### Given exercise
Copy out each line exactly; pictures stay out of the copy.

### Data provided
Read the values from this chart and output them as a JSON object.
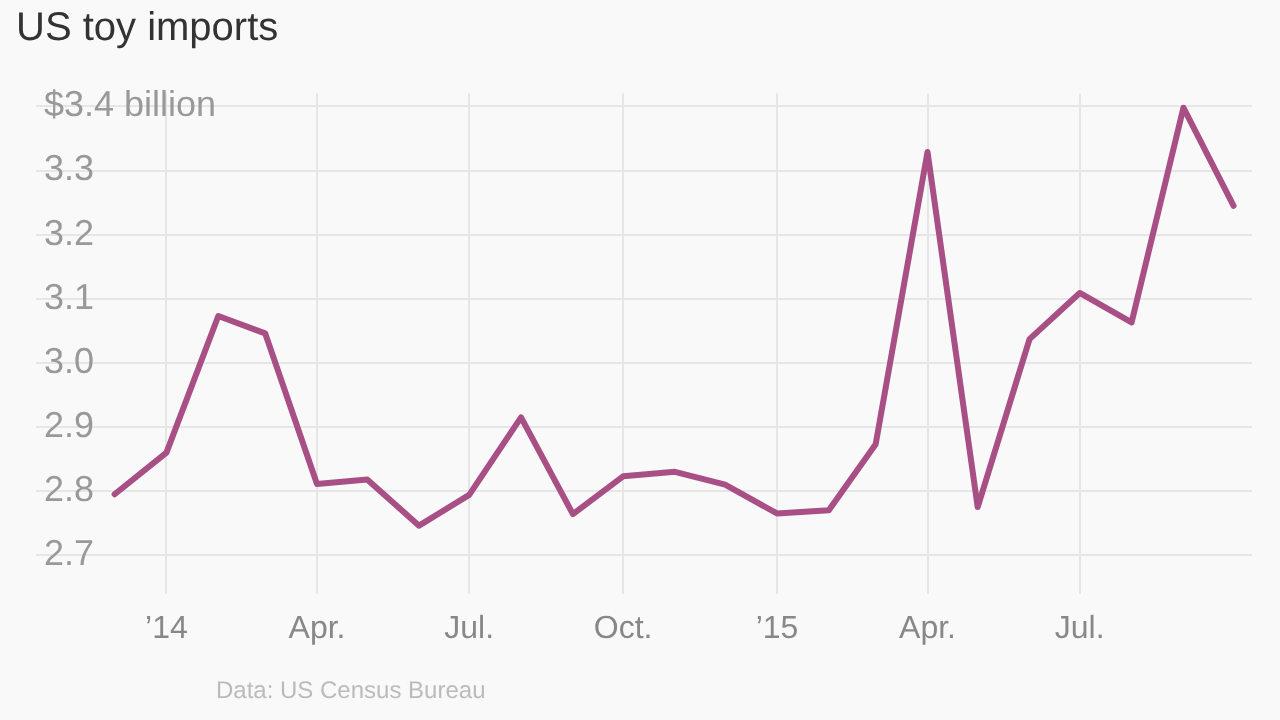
{
  "chart_data": {
    "type": "line",
    "title": "US toy imports",
    "annotations": [
      "Data: US Census Bureau"
    ],
    "x": [
      "2013-12-01",
      "2014-01-01",
      "2014-02-01",
      "2014-03-01",
      "2014-04-01",
      "2014-05-01",
      "2014-06-01",
      "2014-07-01",
      "2014-08-01",
      "2014-09-01",
      "2014-10-01",
      "2014-11-01",
      "2014-12-01",
      "2015-01-01",
      "2015-02-01",
      "2015-03-01",
      "2015-04-01",
      "2015-05-01",
      "2015-06-01",
      "2015-07-01",
      "2015-08-01",
      "2015-09-01",
      "2015-10-01"
    ],
    "series": [
      {
        "color": "#a84f85",
        "values": [
          2.795,
          2.86,
          3.073,
          3.046,
          2.811,
          2.818,
          2.746,
          2.794,
          2.915,
          2.764,
          2.823,
          2.83,
          2.81,
          2.765,
          2.77,
          2.873,
          3.329,
          2.775,
          3.037,
          3.109,
          3.063,
          3.398,
          3.245
        ]
      }
    ],
    "xlim": [
      "2013-10-15",
      "2015-10-12"
    ],
    "xticks": [
      {
        "value": "2014-01-01",
        "label": "’14"
      },
      {
        "value": "2014-04-01",
        "label": "Apr."
      },
      {
        "value": "2014-07-01",
        "label": "Jul."
      },
      {
        "value": "2014-10-01",
        "label": "Oct."
      },
      {
        "value": "2015-01-01",
        "label": "’15"
      },
      {
        "value": "2015-04-01",
        "label": "Apr."
      },
      {
        "value": "2015-07-01",
        "label": "Jul."
      }
    ],
    "ylim": [
      2.64,
      3.42
    ],
    "yticks": [
      2.7,
      2.8,
      2.9,
      {
        "value": 3.0,
        "label": "3.0"
      },
      3.1,
      3.2,
      3.3,
      {
        "value": 3.4,
        "label": "$3.4 billion"
      }
    ],
    "grid": true,
    "legend": false,
    "marker": "none",
    "line_style": "solid"
  }
}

### Complete output
Read the values from this chart and output them as a JSON object.
{
  "chart_data": {
    "type": "line",
    "title": "US toy imports",
    "annotations": [
      "Data: US Census Bureau"
    ],
    "x": [
      "2013-12-01",
      "2014-01-01",
      "2014-02-01",
      "2014-03-01",
      "2014-04-01",
      "2014-05-01",
      "2014-06-01",
      "2014-07-01",
      "2014-08-01",
      "2014-09-01",
      "2014-10-01",
      "2014-11-01",
      "2014-12-01",
      "2015-01-01",
      "2015-02-01",
      "2015-03-01",
      "2015-04-01",
      "2015-05-01",
      "2015-06-01",
      "2015-07-01",
      "2015-08-01",
      "2015-09-01",
      "2015-10-01"
    ],
    "series": [
      {
        "color": "#a84f85",
        "values": [
          2.795,
          2.86,
          3.073,
          3.046,
          2.811,
          2.818,
          2.746,
          2.794,
          2.915,
          2.764,
          2.823,
          2.83,
          2.81,
          2.765,
          2.77,
          2.873,
          3.329,
          2.775,
          3.037,
          3.109,
          3.063,
          3.398,
          3.245
        ]
      }
    ],
    "xlim": [
      "2013-10-15",
      "2015-10-12"
    ],
    "xticks": [
      {
        "value": "2014-01-01",
        "label": "’14"
      },
      {
        "value": "2014-04-01",
        "label": "Apr."
      },
      {
        "value": "2014-07-01",
        "label": "Jul."
      },
      {
        "value": "2014-10-01",
        "label": "Oct."
      },
      {
        "value": "2015-01-01",
        "label": "’15"
      },
      {
        "value": "2015-04-01",
        "label": "Apr."
      },
      {
        "value": "2015-07-01",
        "label": "Jul."
      }
    ],
    "ylim": [
      2.64,
      3.42
    ],
    "yticks": [
      2.7,
      2.8,
      2.9,
      {
        "value": 3.0,
        "label": "3.0"
      },
      3.1,
      3.2,
      3.3,
      {
        "value": 3.4,
        "label": "$3.4 billion"
      }
    ],
    "grid": true,
    "legend": false,
    "marker": "none",
    "line_style": "solid"
  }
}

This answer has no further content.